REQUIREMENT: Return the records that follow, matching each one exactly.
── INFORMATION SHOWN
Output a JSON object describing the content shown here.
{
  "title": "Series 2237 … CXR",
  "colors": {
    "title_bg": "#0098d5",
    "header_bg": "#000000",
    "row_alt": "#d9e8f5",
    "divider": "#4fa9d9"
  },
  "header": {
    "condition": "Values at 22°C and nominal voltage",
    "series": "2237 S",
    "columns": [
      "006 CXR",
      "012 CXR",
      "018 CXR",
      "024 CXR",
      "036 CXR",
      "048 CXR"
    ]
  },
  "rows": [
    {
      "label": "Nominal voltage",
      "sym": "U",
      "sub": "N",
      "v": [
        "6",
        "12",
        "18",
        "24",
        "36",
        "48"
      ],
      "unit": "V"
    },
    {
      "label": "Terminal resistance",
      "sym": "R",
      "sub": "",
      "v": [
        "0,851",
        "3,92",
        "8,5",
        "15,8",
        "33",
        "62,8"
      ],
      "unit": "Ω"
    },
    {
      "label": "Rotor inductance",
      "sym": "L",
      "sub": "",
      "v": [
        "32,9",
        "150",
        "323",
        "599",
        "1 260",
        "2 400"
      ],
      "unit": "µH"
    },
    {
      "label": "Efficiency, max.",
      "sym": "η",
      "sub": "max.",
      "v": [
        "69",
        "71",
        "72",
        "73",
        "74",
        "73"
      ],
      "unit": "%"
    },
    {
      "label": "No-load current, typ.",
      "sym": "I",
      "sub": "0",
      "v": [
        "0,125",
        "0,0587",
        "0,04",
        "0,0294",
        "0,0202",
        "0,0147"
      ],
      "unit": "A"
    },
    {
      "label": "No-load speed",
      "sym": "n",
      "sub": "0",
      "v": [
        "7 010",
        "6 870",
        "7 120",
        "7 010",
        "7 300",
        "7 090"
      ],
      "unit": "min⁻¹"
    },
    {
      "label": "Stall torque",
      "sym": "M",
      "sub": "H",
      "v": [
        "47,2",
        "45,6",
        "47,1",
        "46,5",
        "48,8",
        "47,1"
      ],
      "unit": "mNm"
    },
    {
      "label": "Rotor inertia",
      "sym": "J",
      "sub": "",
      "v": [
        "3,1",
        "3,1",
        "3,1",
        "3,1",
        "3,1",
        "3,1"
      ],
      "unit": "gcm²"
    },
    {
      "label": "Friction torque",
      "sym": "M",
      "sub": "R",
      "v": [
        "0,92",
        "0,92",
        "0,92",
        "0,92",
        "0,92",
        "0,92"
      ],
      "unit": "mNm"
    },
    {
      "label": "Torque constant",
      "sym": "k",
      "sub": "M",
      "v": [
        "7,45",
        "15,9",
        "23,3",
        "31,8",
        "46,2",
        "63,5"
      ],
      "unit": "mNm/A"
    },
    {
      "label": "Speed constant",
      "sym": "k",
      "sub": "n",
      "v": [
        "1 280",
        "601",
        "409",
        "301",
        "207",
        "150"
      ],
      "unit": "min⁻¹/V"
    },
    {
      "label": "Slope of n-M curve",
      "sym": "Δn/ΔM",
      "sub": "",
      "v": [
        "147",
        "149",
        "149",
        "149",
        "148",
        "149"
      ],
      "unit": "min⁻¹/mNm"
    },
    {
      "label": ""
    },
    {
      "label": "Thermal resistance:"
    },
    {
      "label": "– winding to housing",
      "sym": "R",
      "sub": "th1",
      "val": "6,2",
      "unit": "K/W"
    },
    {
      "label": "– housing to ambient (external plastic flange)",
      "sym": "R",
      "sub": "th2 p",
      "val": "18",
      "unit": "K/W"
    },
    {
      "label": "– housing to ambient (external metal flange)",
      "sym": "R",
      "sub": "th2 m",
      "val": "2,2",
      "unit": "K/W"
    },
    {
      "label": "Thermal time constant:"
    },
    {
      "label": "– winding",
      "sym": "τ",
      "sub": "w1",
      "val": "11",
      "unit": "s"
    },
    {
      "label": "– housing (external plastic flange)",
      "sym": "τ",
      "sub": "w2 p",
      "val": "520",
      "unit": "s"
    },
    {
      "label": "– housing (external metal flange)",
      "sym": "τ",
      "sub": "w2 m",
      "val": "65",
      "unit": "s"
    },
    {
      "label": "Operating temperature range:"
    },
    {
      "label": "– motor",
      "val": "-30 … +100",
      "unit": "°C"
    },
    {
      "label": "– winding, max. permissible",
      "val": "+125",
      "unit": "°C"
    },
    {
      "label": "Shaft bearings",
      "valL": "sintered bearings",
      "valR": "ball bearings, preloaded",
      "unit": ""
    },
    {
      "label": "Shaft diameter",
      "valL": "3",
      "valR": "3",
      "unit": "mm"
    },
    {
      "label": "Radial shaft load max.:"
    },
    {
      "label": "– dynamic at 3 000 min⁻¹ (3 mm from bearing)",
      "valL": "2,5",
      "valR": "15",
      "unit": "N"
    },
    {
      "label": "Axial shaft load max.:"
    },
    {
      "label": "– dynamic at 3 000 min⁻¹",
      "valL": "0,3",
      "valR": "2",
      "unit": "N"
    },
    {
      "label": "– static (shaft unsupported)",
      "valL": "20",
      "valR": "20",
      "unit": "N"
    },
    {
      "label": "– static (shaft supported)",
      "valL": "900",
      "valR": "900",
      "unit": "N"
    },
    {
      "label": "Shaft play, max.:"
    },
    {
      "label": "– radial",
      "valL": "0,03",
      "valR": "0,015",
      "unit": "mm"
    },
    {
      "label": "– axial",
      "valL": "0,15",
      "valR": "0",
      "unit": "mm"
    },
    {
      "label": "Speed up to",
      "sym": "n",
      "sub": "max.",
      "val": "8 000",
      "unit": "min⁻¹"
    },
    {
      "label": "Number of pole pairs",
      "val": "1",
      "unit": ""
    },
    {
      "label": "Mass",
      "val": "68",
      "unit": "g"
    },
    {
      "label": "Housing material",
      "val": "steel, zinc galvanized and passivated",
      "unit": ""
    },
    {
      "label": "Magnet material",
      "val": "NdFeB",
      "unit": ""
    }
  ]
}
────
TASK RESULT:
Output a JSON object describing the content shown here.
{
  "title": "Series 2237 … CXR",
  "colors": {
    "title_bg": "#0098d5",
    "header_bg": "#000000",
    "row_alt": "#d9e8f5",
    "divider": "#4fa9d9"
  },
  "header": {
    "condition": "Values at 22°C and nominal voltage",
    "series": "2237 S",
    "columns": [
      "006 CXR",
      "012 CXR",
      "018 CXR",
      "024 CXR",
      "036 CXR",
      "048 CXR"
    ]
  },
  "rows": [
    {
      "label": "Nominal voltage",
      "sym": "U",
      "sub": "N",
      "v": [
        "6",
        "12",
        "18",
        "24",
        "36",
        "48"
      ],
      "unit": "V"
    },
    {
      "label": "Terminal resistance",
      "sym": "R",
      "sub": "",
      "v": [
        "0,851",
        "3,92",
        "8,5",
        "15,8",
        "33",
        "62,8"
      ],
      "unit": "Ω"
    },
    {
      "label": "Rotor inductance",
      "sym": "L",
      "sub": "",
      "v": [
        "32,9",
        "150",
        "323",
        "599",
        "1 260",
        "2 400"
      ],
      "unit": "µH"
    },
    {
      "label": "Efficiency, max.",
      "sym": "η",
      "sub": "max.",
      "v": [
        "69",
        "71",
        "72",
        "73",
        "74",
        "73"
      ],
      "unit": "%"
    },
    {
      "label": "No-load current, typ.",
      "sym": "I",
      "sub": "0",
      "v": [
        "0,125",
        "0,0587",
        "0,04",
        "0,0294",
        "0,0202",
        "0,0147"
      ],
      "unit": "A"
    },
    {
      "label": "No-load speed",
      "sym": "n",
      "sub": "0",
      "v": [
        "7 010",
        "6 870",
        "7 120",
        "7 010",
        "7 300",
        "7 090"
      ],
      "unit": "min⁻¹"
    },
    {
      "label": "Stall torque",
      "sym": "M",
      "sub": "H",
      "v": [
        "47,2",
        "45,6",
        "47,1",
        "46,5",
        "48,8",
        "47,1"
      ],
      "unit": "mNm"
    },
    {
      "label": "Rotor inertia",
      "sym": "J",
      "sub": "",
      "v": [
        "3,1",
        "3,1",
        "3,1",
        "3,1",
        "3,1",
        "3,1"
      ],
      "unit": "gcm²"
    },
    {
      "label": "Friction torque",
      "sym": "M",
      "sub": "R",
      "v": [
        "0,92",
        "0,92",
        "0,92",
        "0,92",
        "0,92",
        "0,92"
      ],
      "unit": "mNm"
    },
    {
      "label": "Torque constant",
      "sym": "k",
      "sub": "M",
      "v": [
        "7,45",
        "15,9",
        "23,3",
        "31,8",
        "46,2",
        "63,5"
      ],
      "unit": "mNm/A"
    },
    {
      "label": "Speed constant",
      "sym": "k",
      "sub": "n",
      "v": [
        "1 280",
        "601",
        "409",
        "301",
        "207",
        "150"
      ],
      "unit": "min⁻¹/V"
    },
    {
      "label": "Slope of n-M curve",
      "sym": "Δn/ΔM",
      "sub": "",
      "v": [
        "147",
        "149",
        "149",
        "149",
        "148",
        "149"
      ],
      "unit": "min⁻¹/mNm"
    },
    {
      "label": ""
    },
    {
      "label": "Thermal resistance:"
    },
    {
      "label": "– winding to housing",
      "sym": "R",
      "sub": "th1",
      "val": "6,2",
      "unit": "K/W"
    },
    {
      "label": "– housing to ambient (external plastic flange)",
      "sym": "R",
      "sub": "th2 p",
      "val": "18",
      "unit": "K/W"
    },
    {
      "label": "– housing to ambient (external metal flange)",
      "sym": "R",
      "sub": "th2 m",
      "val": "2,2",
      "unit": "K/W"
    },
    {
      "label": "Thermal time constant:"
    },
    {
      "label": "– winding",
      "sym": "τ",
      "sub": "w1",
      "val": "11",
      "unit": "s"
    },
    {
      "label": "– housing (external plastic flange)",
      "sym": "τ",
      "sub": "w2 p",
      "val": "520",
      "unit": "s"
    },
    {
      "label": "– housing (external metal flange)",
      "sym": "τ",
      "sub": "w2 m",
      "val": "65",
      "unit": "s"
    },
    {
      "label": "Operating temperature range:"
    },
    {
      "label": "– motor",
      "val": "-30 … +100",
      "unit": "°C"
    },
    {
      "label": "– winding, max. permissible",
      "val": "+125",
      "unit": "°C"
    },
    {
      "label": "Shaft bearings",
      "valL": "sintered bearings",
      "valR": "ball bearings, preloaded",
      "unit": ""
    },
    {
      "label": "Shaft diameter",
      "valL": "3",
      "valR": "3",
      "unit": "mm"
    },
    {
      "label": "Radial shaft load max.:"
    },
    {
      "label": "– dynamic at 3 000 min⁻¹ (3 mm from bearing)",
      "valL": "2,5",
      "valR": "15",
      "unit": "N"
    },
    {
      "label": "Axial shaft load max.:"
    },
    {
      "label": "– dynamic at 3 000 min⁻¹",
      "valL": "0,3",
      "valR": "2",
      "unit": "N"
    },
    {
      "label": "– static (shaft unsupported)",
      "valL": "20",
      "valR": "20",
      "unit": "N"
    },
    {
      "label": "– static (shaft supported)",
      "valL": "900",
      "valR": "900",
      "unit": "N"
    },
    {
      "label": "Shaft play, max.:"
    },
    {
      "label": "– radial",
      "valL": "0,03",
      "valR": "0,015",
      "unit": "mm"
    },
    {
      "label": "– axial",
      "valL": "0,15",
      "valR": "0",
      "unit": "mm"
    },
    {
      "label": "Speed up to",
      "sym": "n",
      "sub": "max.",
      "val": "8 000",
      "unit": "min⁻¹"
    },
    {
      "label": "Number of pole pairs",
      "val": "1",
      "unit": ""
    },
    {
      "label": "Mass",
      "val": "68",
      "unit": "g"
    },
    {
      "label": "Housing material",
      "val": "steel, zinc galvanized and passivated",
      "unit": ""
    },
    {
      "label": "Magnet material",
      "val": "NdFeB",
      "unit": ""
    }
  ]
}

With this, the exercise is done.